### WRITTEN TASK
Say how many lines contain the string "frac". Give no other output.

• • • •

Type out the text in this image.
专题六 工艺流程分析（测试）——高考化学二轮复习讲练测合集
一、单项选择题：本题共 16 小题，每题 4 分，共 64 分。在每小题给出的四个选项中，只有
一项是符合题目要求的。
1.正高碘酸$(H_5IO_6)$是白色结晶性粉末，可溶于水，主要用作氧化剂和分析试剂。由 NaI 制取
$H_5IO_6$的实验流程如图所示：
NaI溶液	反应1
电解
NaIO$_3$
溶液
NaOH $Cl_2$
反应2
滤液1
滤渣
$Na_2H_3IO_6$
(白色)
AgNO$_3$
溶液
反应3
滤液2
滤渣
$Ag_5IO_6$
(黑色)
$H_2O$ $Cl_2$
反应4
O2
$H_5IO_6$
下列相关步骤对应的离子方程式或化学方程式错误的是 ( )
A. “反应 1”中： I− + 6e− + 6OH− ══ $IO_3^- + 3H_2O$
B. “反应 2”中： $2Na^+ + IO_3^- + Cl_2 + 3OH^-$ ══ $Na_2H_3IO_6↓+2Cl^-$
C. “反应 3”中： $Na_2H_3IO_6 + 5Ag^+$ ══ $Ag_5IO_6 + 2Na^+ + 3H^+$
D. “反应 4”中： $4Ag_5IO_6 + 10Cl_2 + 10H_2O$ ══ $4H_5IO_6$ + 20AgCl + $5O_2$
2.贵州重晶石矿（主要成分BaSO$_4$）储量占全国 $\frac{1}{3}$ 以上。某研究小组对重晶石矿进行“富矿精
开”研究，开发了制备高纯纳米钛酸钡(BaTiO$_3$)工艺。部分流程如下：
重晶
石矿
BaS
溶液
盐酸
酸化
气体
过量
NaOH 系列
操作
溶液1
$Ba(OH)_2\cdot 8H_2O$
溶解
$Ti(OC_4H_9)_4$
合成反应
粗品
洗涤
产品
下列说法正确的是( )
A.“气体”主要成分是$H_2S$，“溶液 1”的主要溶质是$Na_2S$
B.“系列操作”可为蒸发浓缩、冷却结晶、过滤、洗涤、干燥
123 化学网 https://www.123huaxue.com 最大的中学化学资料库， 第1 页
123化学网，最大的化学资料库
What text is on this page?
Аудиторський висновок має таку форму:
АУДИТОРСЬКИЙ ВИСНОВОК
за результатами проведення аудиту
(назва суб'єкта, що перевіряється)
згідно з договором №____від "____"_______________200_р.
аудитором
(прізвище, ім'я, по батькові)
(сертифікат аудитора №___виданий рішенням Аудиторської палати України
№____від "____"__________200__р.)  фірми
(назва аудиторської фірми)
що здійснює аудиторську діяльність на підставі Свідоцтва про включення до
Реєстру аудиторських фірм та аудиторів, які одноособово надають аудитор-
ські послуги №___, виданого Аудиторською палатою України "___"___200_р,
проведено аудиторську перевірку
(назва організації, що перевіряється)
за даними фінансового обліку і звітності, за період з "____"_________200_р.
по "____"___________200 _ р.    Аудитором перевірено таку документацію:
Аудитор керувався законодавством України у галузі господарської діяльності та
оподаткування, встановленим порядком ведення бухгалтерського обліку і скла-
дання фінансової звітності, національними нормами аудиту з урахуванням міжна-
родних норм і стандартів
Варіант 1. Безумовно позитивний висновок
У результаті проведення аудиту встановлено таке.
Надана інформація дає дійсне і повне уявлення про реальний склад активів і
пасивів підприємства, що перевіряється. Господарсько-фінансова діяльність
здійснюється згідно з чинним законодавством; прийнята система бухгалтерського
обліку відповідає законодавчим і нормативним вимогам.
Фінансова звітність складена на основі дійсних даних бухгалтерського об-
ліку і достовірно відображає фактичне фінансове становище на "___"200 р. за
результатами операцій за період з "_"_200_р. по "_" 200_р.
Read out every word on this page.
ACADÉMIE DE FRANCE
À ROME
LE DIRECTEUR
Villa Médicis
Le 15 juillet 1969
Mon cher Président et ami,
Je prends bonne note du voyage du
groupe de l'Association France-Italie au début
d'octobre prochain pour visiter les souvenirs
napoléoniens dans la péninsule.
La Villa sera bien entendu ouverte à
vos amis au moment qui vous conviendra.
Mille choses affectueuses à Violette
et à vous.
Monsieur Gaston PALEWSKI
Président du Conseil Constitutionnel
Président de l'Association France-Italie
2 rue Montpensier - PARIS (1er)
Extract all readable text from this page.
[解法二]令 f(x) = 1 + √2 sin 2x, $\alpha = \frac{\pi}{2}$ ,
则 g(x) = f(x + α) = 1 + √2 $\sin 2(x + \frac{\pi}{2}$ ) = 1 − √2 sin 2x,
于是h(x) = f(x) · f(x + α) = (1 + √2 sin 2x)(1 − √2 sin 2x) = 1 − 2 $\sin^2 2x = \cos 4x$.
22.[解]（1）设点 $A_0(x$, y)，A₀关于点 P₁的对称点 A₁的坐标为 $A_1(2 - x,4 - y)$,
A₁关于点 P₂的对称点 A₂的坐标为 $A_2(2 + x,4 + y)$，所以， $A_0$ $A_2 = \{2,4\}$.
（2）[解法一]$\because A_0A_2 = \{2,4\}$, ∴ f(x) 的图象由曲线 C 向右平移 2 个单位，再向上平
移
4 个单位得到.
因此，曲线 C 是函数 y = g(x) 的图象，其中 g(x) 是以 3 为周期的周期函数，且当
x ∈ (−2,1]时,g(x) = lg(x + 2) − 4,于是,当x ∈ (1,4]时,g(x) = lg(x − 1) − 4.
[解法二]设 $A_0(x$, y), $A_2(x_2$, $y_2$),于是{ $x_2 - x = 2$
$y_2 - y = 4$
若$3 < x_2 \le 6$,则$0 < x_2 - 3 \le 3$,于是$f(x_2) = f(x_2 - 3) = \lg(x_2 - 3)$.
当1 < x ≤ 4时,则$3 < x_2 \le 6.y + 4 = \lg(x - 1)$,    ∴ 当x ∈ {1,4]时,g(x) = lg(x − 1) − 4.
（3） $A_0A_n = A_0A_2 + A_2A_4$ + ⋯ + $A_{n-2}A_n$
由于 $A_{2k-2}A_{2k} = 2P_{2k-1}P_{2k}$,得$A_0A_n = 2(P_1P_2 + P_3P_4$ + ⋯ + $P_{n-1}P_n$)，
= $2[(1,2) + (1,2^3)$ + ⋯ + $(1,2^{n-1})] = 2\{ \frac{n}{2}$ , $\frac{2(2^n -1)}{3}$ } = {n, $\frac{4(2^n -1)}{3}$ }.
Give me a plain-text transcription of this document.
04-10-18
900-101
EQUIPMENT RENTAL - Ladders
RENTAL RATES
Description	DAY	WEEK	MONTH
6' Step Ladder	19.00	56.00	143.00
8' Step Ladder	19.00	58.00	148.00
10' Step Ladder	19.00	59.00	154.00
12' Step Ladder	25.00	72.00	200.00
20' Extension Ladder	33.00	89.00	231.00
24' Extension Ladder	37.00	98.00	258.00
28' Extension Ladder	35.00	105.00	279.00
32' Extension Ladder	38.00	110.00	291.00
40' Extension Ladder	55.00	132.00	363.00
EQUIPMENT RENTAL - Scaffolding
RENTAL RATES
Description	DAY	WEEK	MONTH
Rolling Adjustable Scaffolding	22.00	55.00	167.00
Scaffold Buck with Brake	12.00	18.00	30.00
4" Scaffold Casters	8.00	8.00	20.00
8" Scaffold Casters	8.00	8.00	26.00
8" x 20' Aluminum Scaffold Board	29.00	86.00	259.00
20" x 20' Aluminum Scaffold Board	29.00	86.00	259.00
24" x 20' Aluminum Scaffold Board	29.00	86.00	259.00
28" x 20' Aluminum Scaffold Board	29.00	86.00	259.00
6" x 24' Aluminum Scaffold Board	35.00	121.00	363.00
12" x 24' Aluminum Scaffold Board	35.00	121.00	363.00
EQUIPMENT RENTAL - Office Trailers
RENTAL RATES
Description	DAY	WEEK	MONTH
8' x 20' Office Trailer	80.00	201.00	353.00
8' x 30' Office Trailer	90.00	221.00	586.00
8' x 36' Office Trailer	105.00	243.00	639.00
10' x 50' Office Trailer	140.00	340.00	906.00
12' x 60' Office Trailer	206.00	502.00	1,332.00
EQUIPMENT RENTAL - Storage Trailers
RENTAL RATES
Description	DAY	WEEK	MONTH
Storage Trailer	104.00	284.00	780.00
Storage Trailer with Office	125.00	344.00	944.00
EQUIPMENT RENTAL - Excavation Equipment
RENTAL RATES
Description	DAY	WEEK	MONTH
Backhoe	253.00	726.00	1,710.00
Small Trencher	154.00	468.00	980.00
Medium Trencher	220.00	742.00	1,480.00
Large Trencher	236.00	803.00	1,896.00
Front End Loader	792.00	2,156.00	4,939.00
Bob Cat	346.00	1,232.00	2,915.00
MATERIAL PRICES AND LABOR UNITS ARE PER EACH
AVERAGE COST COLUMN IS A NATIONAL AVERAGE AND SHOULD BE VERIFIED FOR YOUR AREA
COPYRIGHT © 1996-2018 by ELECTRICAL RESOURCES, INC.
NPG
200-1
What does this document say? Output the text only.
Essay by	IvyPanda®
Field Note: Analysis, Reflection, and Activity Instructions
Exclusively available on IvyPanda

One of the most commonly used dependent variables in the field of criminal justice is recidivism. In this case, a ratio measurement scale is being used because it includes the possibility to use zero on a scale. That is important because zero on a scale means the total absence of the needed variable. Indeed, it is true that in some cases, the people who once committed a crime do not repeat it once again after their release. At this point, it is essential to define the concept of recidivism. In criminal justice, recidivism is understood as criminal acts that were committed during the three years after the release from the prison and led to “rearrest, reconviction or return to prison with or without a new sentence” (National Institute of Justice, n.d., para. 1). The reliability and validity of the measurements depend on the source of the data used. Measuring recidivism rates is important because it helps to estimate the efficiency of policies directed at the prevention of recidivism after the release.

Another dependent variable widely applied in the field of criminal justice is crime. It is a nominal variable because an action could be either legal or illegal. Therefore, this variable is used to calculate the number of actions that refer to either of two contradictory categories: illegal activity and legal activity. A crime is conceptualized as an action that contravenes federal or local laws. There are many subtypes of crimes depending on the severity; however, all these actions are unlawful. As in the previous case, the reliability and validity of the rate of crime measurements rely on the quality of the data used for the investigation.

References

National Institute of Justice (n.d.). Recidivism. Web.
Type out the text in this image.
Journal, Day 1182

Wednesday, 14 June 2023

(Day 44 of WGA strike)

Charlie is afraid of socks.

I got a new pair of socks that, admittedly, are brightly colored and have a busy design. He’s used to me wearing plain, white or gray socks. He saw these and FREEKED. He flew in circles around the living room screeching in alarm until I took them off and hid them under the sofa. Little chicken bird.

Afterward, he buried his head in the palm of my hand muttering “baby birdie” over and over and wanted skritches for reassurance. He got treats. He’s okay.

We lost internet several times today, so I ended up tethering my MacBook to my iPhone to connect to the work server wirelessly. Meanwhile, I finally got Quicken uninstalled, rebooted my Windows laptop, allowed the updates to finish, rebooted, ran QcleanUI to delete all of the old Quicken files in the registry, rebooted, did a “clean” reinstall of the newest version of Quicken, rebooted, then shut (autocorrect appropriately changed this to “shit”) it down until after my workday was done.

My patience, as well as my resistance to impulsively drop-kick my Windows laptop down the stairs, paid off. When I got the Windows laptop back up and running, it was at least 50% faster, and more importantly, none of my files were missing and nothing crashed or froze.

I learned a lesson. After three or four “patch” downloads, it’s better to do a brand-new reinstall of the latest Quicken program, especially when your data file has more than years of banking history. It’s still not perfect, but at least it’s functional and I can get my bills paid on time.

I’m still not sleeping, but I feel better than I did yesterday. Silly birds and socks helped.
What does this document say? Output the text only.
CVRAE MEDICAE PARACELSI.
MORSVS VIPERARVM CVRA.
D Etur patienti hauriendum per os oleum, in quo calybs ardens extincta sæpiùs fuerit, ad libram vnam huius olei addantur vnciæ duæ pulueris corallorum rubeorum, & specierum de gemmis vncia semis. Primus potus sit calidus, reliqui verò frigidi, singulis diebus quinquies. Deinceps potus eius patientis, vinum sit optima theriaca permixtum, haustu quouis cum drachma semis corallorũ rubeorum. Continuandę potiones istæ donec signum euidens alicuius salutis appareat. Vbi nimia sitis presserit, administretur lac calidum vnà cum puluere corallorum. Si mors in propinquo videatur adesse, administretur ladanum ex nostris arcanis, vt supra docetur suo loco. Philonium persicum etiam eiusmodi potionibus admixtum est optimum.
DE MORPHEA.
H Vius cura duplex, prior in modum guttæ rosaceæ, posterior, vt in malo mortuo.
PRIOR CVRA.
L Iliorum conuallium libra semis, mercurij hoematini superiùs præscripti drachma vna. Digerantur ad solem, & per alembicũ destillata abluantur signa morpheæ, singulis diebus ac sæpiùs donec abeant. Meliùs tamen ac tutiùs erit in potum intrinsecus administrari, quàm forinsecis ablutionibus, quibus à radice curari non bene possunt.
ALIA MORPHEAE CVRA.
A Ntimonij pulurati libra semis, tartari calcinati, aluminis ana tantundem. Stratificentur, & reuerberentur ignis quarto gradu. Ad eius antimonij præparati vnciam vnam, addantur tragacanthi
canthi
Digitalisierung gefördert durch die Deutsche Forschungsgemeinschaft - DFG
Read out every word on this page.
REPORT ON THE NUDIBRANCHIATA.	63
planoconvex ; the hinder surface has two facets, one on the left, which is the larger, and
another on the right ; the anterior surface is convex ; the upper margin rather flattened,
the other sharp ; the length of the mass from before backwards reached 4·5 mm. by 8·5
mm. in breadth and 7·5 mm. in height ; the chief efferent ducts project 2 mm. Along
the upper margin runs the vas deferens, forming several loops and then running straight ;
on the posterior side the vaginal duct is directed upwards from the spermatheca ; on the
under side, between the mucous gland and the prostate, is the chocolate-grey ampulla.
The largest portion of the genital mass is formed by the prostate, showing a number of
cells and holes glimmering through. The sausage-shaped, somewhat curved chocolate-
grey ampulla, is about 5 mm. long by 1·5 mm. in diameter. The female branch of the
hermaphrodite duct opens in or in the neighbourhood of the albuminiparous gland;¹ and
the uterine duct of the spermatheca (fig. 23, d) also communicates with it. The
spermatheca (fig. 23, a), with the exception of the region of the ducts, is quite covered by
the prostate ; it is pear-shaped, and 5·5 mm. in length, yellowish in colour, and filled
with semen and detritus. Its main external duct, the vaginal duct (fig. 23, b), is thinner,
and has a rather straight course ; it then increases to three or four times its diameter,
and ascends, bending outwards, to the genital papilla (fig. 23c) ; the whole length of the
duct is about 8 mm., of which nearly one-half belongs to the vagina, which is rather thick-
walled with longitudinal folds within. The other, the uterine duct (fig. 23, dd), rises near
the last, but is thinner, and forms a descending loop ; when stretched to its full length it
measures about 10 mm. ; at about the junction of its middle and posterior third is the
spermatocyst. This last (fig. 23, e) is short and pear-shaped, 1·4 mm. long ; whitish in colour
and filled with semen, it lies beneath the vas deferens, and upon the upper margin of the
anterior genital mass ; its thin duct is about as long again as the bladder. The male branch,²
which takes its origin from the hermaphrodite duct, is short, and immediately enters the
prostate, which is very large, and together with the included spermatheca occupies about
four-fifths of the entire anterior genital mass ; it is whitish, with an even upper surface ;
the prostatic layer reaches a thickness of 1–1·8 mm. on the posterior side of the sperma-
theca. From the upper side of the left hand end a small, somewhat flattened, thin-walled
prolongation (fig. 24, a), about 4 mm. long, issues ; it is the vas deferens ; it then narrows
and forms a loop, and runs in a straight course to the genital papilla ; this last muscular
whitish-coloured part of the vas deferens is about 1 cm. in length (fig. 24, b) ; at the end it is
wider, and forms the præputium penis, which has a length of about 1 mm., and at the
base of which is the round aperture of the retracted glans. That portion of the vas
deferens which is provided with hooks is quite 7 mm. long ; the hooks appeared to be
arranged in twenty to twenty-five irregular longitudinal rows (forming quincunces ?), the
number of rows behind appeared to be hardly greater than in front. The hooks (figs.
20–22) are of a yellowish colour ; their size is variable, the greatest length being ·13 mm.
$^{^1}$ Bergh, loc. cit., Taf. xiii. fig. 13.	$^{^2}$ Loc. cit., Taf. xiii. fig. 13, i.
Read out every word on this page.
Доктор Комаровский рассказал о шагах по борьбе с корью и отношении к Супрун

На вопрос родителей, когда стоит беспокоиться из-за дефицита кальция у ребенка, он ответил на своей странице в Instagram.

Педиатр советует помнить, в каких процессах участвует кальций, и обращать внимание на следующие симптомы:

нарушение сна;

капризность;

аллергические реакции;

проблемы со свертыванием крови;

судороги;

• • • •

### EXERCISE SOLUTION
4